-------- PAGE EXCERPT

# Japanese Maple



## Dennis (Jan 25, 2002)

Ok...I am looking to put some color into my yard...I am thinking Japanese Maples.....will they grow in my climate? I think my region is a 5? South Central British Columbia...what is maintenance like on them? Does anyone have other recomendations for color(reds..oranges..) w/o maintenance?

-I just got skylights put in my place. The people who live above me are furious.


----------



## Darin (Jan 25, 2002)

I would think they would grow. They are very weak trees though. The state (Colorado) considers them weeds here untill they are 10 feet tall!! Red Maple or an ash would put out some nice red in the fall. Good Luck.


----------



## John Paul Sanborn (Jan 25, 2002)

Uh Darin. Red maple has green leaves (Acer rubrum) It is the Norway maple (A. Plantinoides) 'Crimson King' and two other cvs that have the red/maroon leaves.

----------------
-------- RECORDS PROVIDED

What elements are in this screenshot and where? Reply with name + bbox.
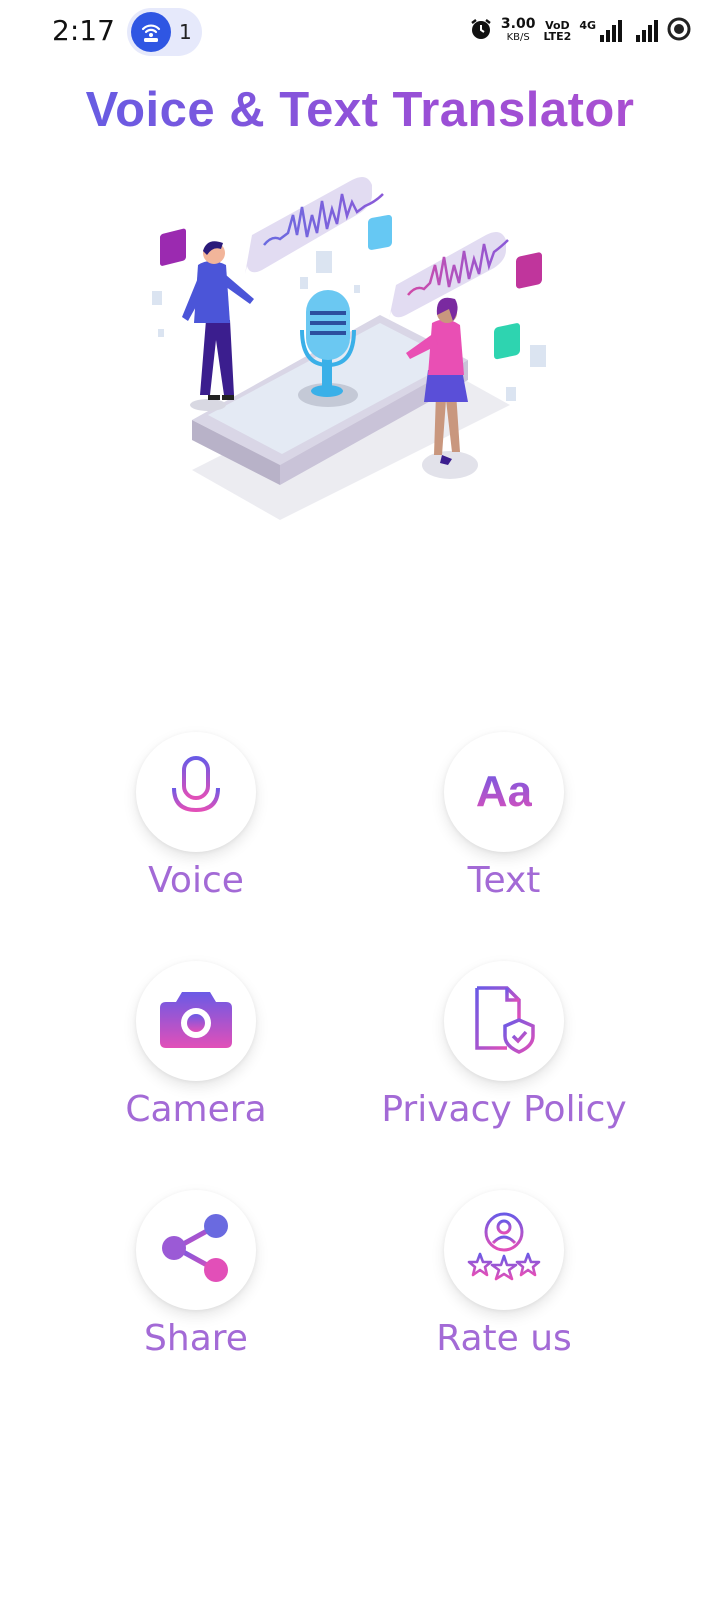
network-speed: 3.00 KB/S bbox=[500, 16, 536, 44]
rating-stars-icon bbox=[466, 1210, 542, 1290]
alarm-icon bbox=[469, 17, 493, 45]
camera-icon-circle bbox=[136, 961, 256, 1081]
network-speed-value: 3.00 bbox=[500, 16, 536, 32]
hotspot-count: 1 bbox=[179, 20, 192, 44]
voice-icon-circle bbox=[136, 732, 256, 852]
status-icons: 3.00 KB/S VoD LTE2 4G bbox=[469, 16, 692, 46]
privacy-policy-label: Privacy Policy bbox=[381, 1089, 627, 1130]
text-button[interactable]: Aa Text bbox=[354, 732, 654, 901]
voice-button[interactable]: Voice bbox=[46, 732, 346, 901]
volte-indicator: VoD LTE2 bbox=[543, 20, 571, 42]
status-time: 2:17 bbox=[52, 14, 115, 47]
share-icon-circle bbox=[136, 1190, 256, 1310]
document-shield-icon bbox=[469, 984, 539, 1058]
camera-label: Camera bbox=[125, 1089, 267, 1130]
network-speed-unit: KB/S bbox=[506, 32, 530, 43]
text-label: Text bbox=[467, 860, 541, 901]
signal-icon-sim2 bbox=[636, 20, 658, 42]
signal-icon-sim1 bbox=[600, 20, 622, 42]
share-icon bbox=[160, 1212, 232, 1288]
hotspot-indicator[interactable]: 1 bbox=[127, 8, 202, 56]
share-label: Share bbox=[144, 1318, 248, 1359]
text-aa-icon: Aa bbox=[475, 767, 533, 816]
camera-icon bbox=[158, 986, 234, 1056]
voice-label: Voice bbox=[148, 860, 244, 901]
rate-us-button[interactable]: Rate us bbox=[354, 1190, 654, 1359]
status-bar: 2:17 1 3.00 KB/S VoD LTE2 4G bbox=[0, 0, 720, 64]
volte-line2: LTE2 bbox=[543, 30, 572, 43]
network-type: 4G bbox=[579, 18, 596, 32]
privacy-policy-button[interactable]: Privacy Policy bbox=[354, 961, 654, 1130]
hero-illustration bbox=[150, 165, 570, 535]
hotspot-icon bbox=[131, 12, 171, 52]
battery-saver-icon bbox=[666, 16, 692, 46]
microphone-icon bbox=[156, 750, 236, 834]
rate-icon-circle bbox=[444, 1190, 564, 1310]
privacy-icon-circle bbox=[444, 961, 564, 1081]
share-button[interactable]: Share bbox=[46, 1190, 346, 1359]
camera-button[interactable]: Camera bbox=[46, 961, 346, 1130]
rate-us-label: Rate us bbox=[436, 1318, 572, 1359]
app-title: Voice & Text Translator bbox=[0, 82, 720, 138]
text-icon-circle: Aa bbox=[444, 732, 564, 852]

----------------
-------- RECORDS PROVIDED

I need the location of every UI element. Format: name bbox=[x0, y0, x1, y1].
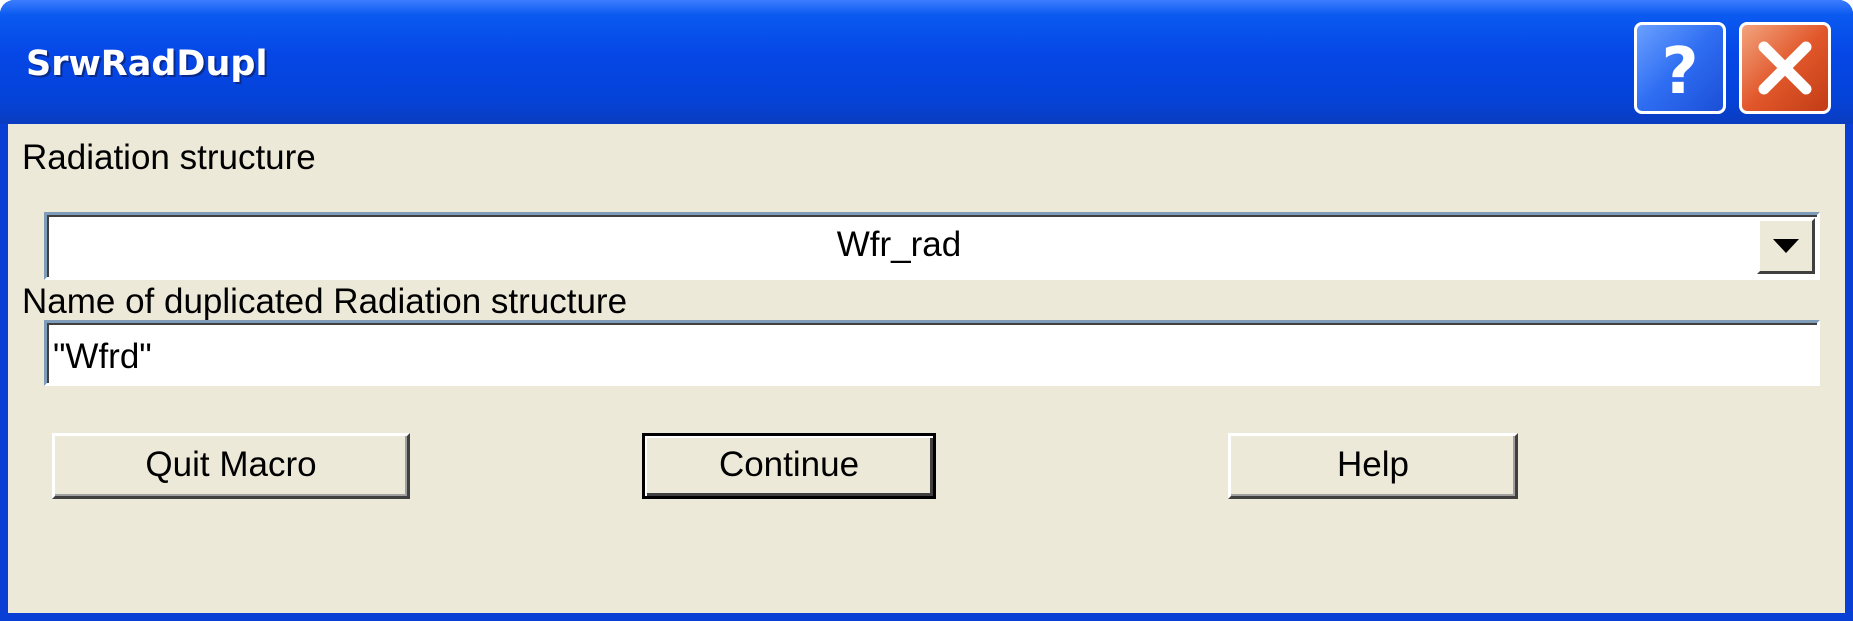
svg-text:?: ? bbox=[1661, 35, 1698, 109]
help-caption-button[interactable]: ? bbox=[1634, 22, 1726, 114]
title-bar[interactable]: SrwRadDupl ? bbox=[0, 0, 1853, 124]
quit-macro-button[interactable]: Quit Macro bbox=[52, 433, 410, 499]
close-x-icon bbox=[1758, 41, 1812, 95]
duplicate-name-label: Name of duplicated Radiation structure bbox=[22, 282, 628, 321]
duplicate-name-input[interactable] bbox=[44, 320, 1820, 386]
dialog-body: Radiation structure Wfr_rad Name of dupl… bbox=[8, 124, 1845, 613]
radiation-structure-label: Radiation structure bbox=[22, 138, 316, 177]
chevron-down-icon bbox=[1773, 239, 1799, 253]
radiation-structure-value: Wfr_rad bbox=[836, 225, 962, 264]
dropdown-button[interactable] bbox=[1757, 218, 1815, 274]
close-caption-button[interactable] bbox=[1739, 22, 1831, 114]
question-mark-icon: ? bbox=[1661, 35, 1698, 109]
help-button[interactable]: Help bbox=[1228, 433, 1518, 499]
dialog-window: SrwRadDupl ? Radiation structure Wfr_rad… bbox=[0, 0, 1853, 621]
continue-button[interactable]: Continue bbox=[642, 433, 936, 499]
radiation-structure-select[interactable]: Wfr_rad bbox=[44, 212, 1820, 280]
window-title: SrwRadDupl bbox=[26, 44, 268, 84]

----------------

→ **TASK TO CARRY OUT**
Answer these about the Japanese maple thread above:
1. What region does Dennis give for where he lives?
2. Which two trees does Darin suggest for red color in the fall?
3. Which Norway maple cultivar does John Paul Sanborn name?

→ **PROBLEM SOLUTION**
1. South Central British Columbia
2. Red maple or an ash
3. 'Crimson King'